▸ **Exercise aim**
Lines holding the string "google" are the ones to copy; find them all in the data.

▸ **Record extracts**
________________________

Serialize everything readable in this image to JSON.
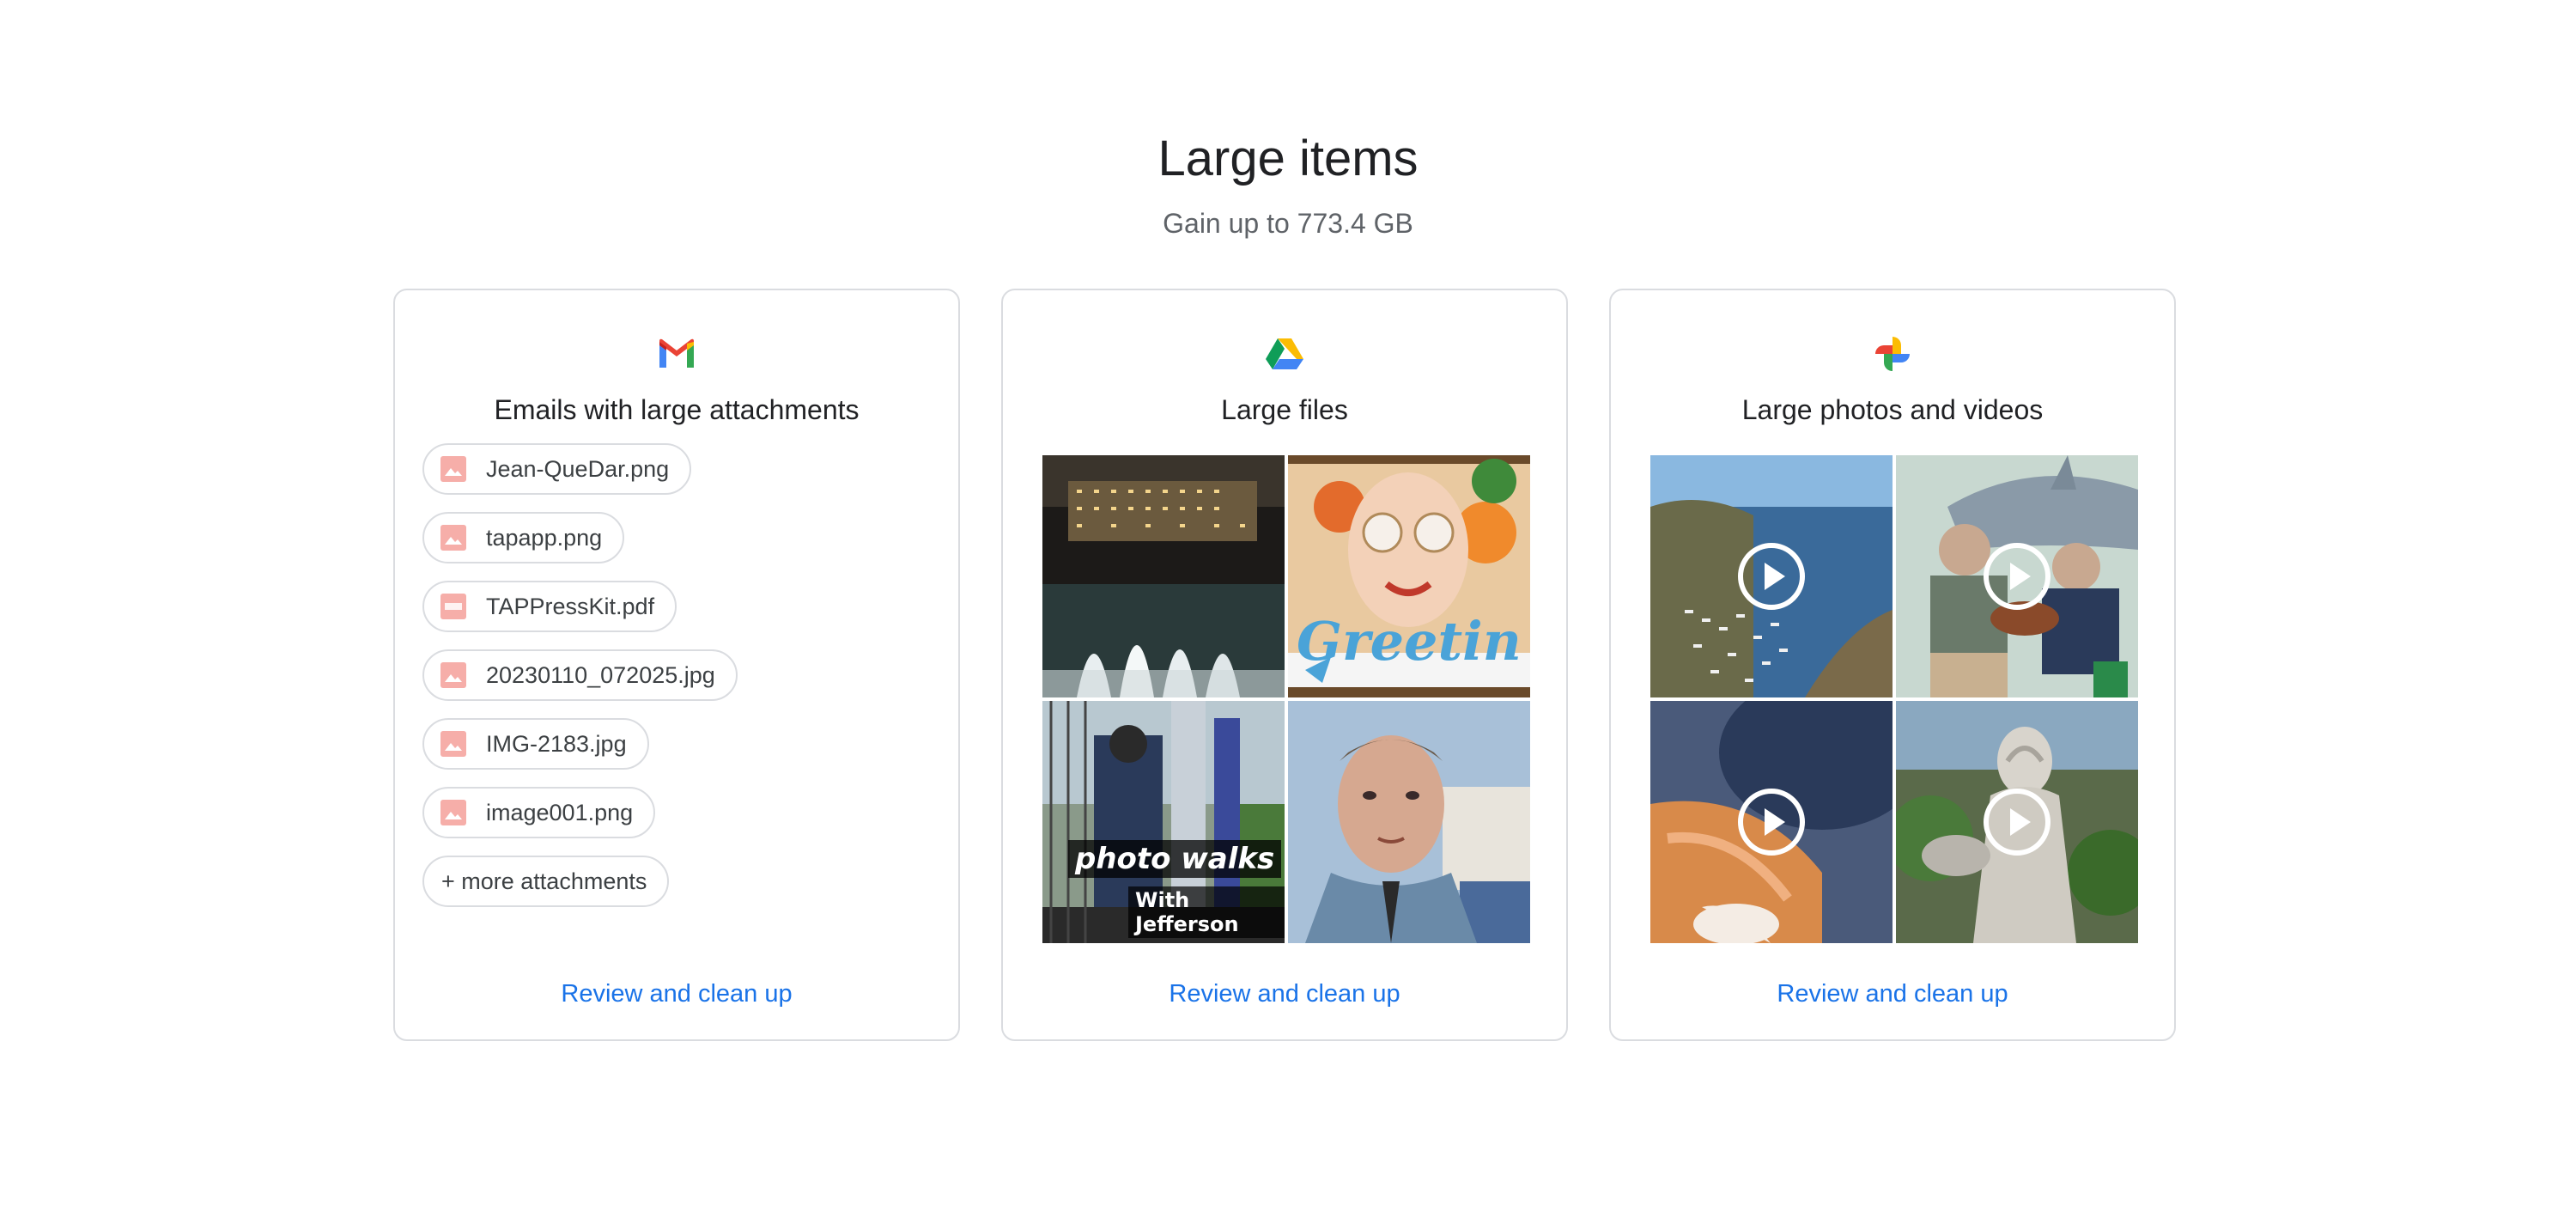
{
  "page": {
    "title": "Large items",
    "subtitle": "Gain up to 773.4 GB"
  },
  "colors": {
    "link": "#1a73e8",
    "border": "#dadce0",
    "chip_icon": "#f28b82"
  },
  "cards": [
    {
      "icon": "gmail-icon",
      "title": "Emails with large attachments",
      "attachments": [
        {
          "name": "Jean-QueDar.png",
          "icon": "image-file-icon"
        },
        {
          "name": "tapapp.png",
          "icon": "image-file-icon"
        },
        {
          "name": "TAPPressKit.pdf",
          "icon": "pdf-file-icon"
        },
        {
          "name": "20230110_072025.jpg",
          "icon": "image-file-icon"
        },
        {
          "name": "IMG-2183.jpg",
          "icon": "image-file-icon"
        },
        {
          "name": "image001.png",
          "icon": "image-file-icon"
        }
      ],
      "more_label": "+ more attachments",
      "action": "Review and clean up"
    },
    {
      "icon": "google-drive-icon",
      "title": "Large files",
      "thumbnails": [
        {
          "icon": "fountain-night-thumbnail"
        },
        {
          "icon": "greeting-poster-thumbnail",
          "text": "Greetin"
        },
        {
          "icon": "photo-walks-thumbnail",
          "text": "photo walks",
          "caption": "With Jefferson"
        },
        {
          "icon": "man-portrait-thumbnail"
        }
      ],
      "action": "Review and clean up"
    },
    {
      "icon": "google-photos-icon",
      "title": "Large photos and videos",
      "thumbnails": [
        {
          "icon": "harbor-video-thumbnail",
          "video": true
        },
        {
          "icon": "shark-guitar-video-thumbnail",
          "video": true
        },
        {
          "icon": "cat-video-thumbnail",
          "video": true
        },
        {
          "icon": "statue-video-thumbnail",
          "video": true
        }
      ],
      "action": "Review and clean up"
    }
  ]
}
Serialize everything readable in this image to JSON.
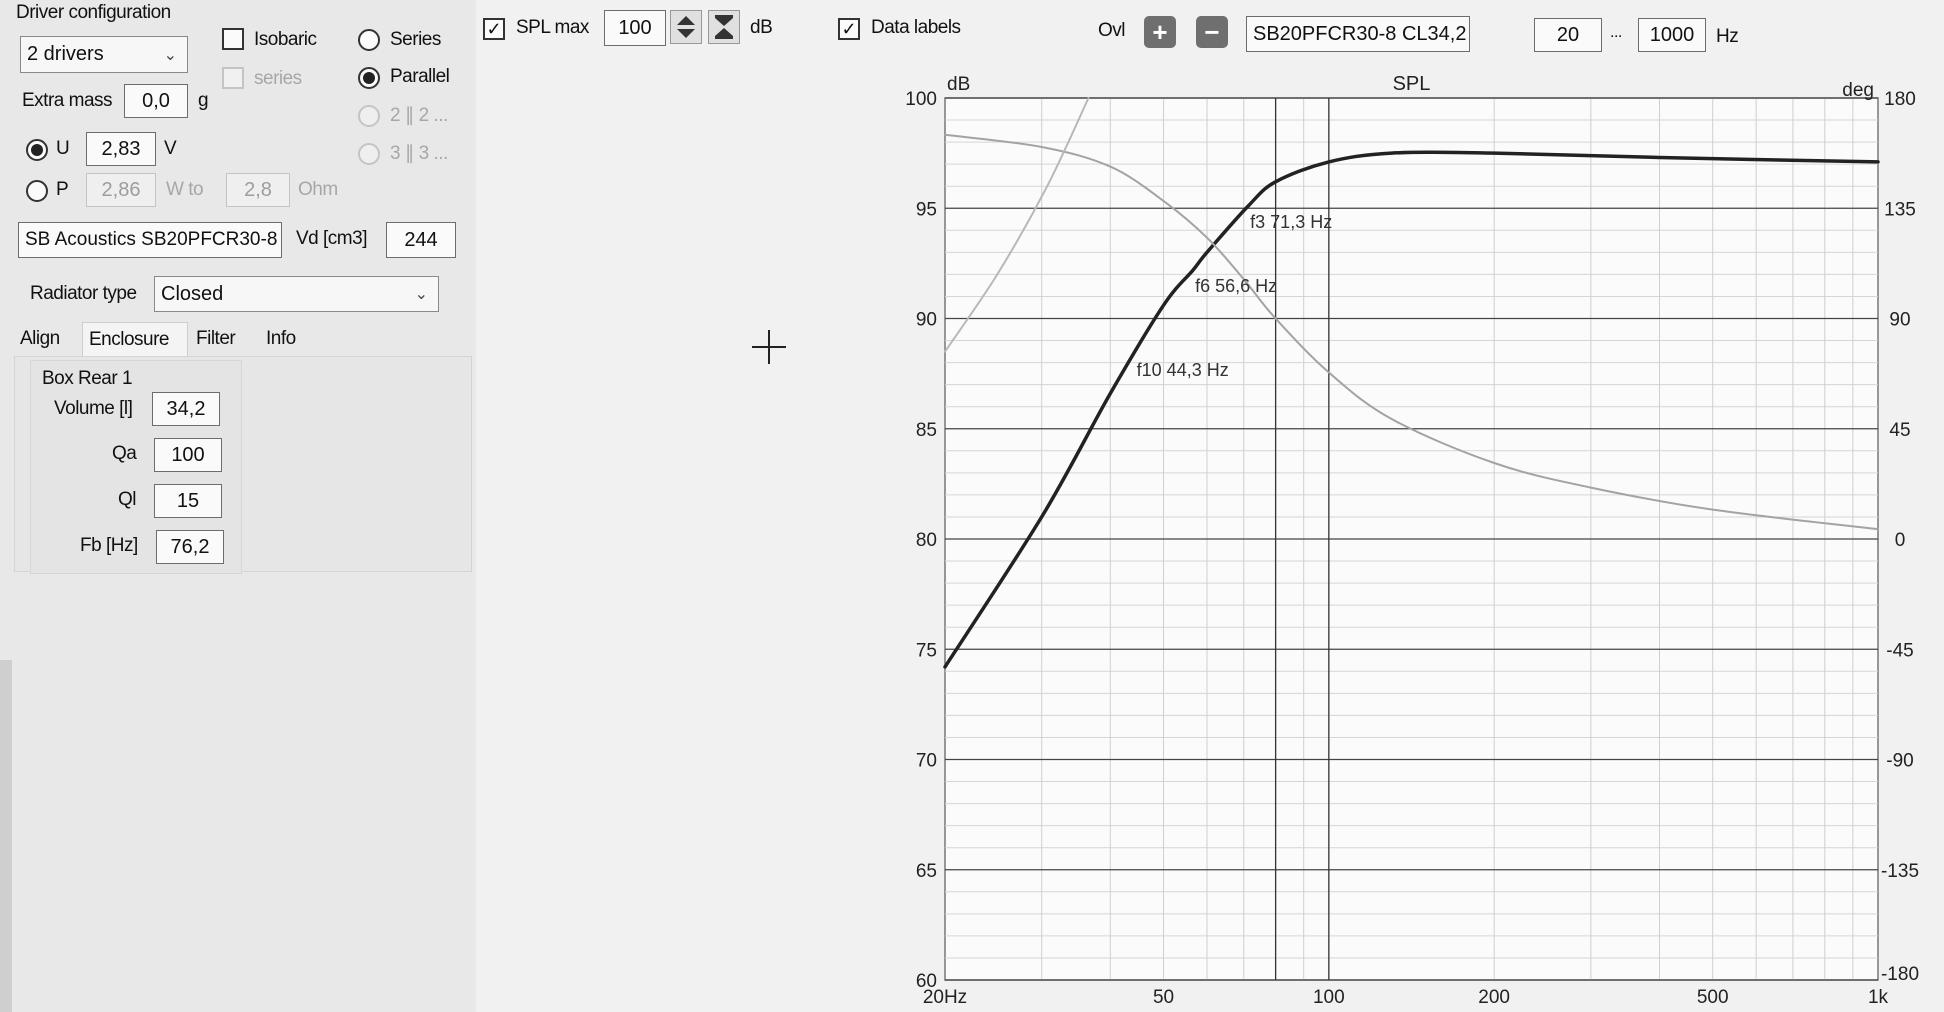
{
  "left": {
    "driver_config_title": "Driver configuration",
    "drivers_select": "2 drivers",
    "isobaric_label": "Isobaric",
    "isobaric_series_label": "series",
    "series_label": "Series",
    "parallel_label": "Parallel",
    "option_2x2": "2 ∥ 2 ...",
    "option_3x3": "3 ∥ 3 ...",
    "extra_mass_label": "Extra mass",
    "extra_mass_value": "0,0",
    "extra_mass_unit": "g",
    "u_label": "U",
    "u_value": "2,83",
    "u_unit": "V",
    "p_label": "P",
    "p_value": "2,86",
    "w_to_label": "W to",
    "ohm_value": "2,8",
    "ohm_unit": "Ohm",
    "driver_name": "SB Acoustics SB20PFCR30-8",
    "vd_label": "Vd [cm3]",
    "vd_value": "244",
    "radiator_type_label": "Radiator type",
    "radiator_type_value": "Closed",
    "tabs": [
      "Align",
      "Enclosure",
      "Filter",
      "Info"
    ],
    "box_title": "Box Rear 1",
    "fields": [
      {
        "label": "Volume [l]",
        "value": "34,2"
      },
      {
        "label": "Qa",
        "value": "100"
      },
      {
        "label": "Ql",
        "value": "15"
      },
      {
        "label": "Fb [Hz]",
        "value": "76,2"
      }
    ]
  },
  "toolbar": {
    "spl_max_label": "SPL max",
    "spl_max_value": "100",
    "db_unit": "dB",
    "data_labels_label": "Data labels",
    "ovl_label": "Ovl",
    "overlay_name": "SB20PFCR30-8 CL34,2",
    "freq_min": "20",
    "freq_sep": "...",
    "freq_max": "1000",
    "hz_unit": "Hz"
  },
  "chart_data": {
    "type": "line",
    "title": "SPL",
    "left_unit": "dB",
    "right_unit": "deg",
    "x_scale": "log",
    "xlim": [
      20,
      1000
    ],
    "ylim": [
      60,
      100
    ],
    "y2lim": [
      -180,
      180
    ],
    "x_tick_labels": [
      "20Hz",
      "50",
      "100",
      "200",
      "500",
      "1k"
    ],
    "y_ticks": [
      100,
      95,
      90,
      85,
      80,
      75,
      70,
      65,
      60
    ],
    "y2_ticks": [
      180,
      135,
      90,
      45,
      0,
      -45,
      -90,
      -135,
      -180
    ],
    "grid": true,
    "series": [
      {
        "kind": "spl",
        "color": "#222222",
        "points": [
          [
            20,
            74.2
          ],
          [
            30,
            81.0
          ],
          [
            40,
            86.6
          ],
          [
            50,
            90.6
          ],
          [
            56.6,
            92.2
          ],
          [
            60,
            93.0
          ],
          [
            71.3,
            95.1
          ],
          [
            80,
            96.2
          ],
          [
            100,
            97.1
          ],
          [
            130,
            97.5
          ],
          [
            200,
            97.5
          ],
          [
            400,
            97.3
          ],
          [
            1000,
            97.1
          ]
        ]
      },
      {
        "kind": "phase",
        "color": "#a3a3a3",
        "points": [
          [
            20,
            165
          ],
          [
            30,
            160
          ],
          [
            40,
            152
          ],
          [
            50,
            138
          ],
          [
            60,
            123
          ],
          [
            70,
            106
          ],
          [
            80,
            90
          ],
          [
            100,
            68
          ],
          [
            130,
            49
          ],
          [
            200,
            31
          ],
          [
            300,
            21
          ],
          [
            500,
            12
          ],
          [
            1000,
            4
          ]
        ]
      },
      {
        "kind": "excursion",
        "color": "#b8b8b8",
        "points": [
          [
            20,
            88.5
          ],
          [
            24.9,
            92.0
          ],
          [
            30.7,
            96.0
          ],
          [
            36.5,
            100
          ]
        ]
      }
    ],
    "vertical_markers": [
      100,
      80
    ],
    "annotations": [
      {
        "text": "f3 71,3 Hz",
        "x": 71.3,
        "y": 95.1
      },
      {
        "text": "f6 56,6 Hz",
        "x": 56.6,
        "y": 92.2
      },
      {
        "text": "f10 44,3 Hz",
        "x": 44.3,
        "y": 88.4
      }
    ]
  }
}
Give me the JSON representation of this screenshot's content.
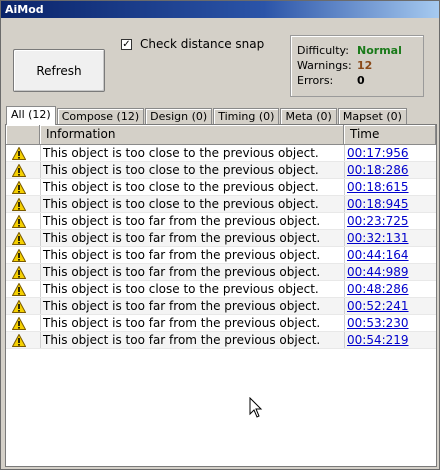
{
  "window": {
    "title": "AiMod"
  },
  "controls": {
    "refresh_label": "Refresh",
    "check_distance_label": "Check distance snap",
    "check_distance_checked": "✓"
  },
  "status": {
    "difficulty_label": "Difficulty:",
    "difficulty_value": "Normal",
    "warnings_label": "Warnings:",
    "warnings_value": "12",
    "errors_label": "Errors:",
    "errors_value": "0",
    "colors": {
      "difficulty": "#1a7a1a",
      "warnings": "#8a4a1a",
      "errors": "#000000"
    }
  },
  "tabs": [
    {
      "label": "All (12)"
    },
    {
      "label": "Compose (12)"
    },
    {
      "label": "Design (0)"
    },
    {
      "label": "Timing (0)"
    },
    {
      "label": "Meta (0)"
    },
    {
      "label": "Mapset (0)"
    }
  ],
  "table": {
    "headers": {
      "icon": "",
      "info": "Information",
      "time": "Time"
    },
    "rows": [
      {
        "icon": "warning-icon",
        "info": "This object is too close to the previous object.",
        "time": "00:17:956"
      },
      {
        "icon": "warning-icon",
        "info": "This object is too close to the previous object.",
        "time": "00:18:286"
      },
      {
        "icon": "warning-icon",
        "info": "This object is too close to the previous object.",
        "time": "00:18:615"
      },
      {
        "icon": "warning-icon",
        "info": "This object is too close to the previous object.",
        "time": "00:18:945"
      },
      {
        "icon": "warning-icon",
        "info": "This object is too far from the previous object.",
        "time": "00:23:725"
      },
      {
        "icon": "warning-icon",
        "info": "This object is too far from the previous object.",
        "time": "00:32:131"
      },
      {
        "icon": "warning-icon",
        "info": "This object is too far from the previous object.",
        "time": "00:44:164"
      },
      {
        "icon": "warning-icon",
        "info": "This object is too far from the previous object.",
        "time": "00:44:989"
      },
      {
        "icon": "warning-icon",
        "info": "This object is too close to the previous object.",
        "time": "00:48:286"
      },
      {
        "icon": "warning-icon",
        "info": "This object is too far from the previous object.",
        "time": "00:52:241"
      },
      {
        "icon": "warning-icon",
        "info": "This object is too far from the previous object.",
        "time": "00:53:230"
      },
      {
        "icon": "warning-icon",
        "info": "This object is too far from the previous object.",
        "time": "00:54:219"
      }
    ]
  }
}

________________________

▸ **Reply**
      "icon": "google-drive-icon",
      "icon": "google-photos-icon",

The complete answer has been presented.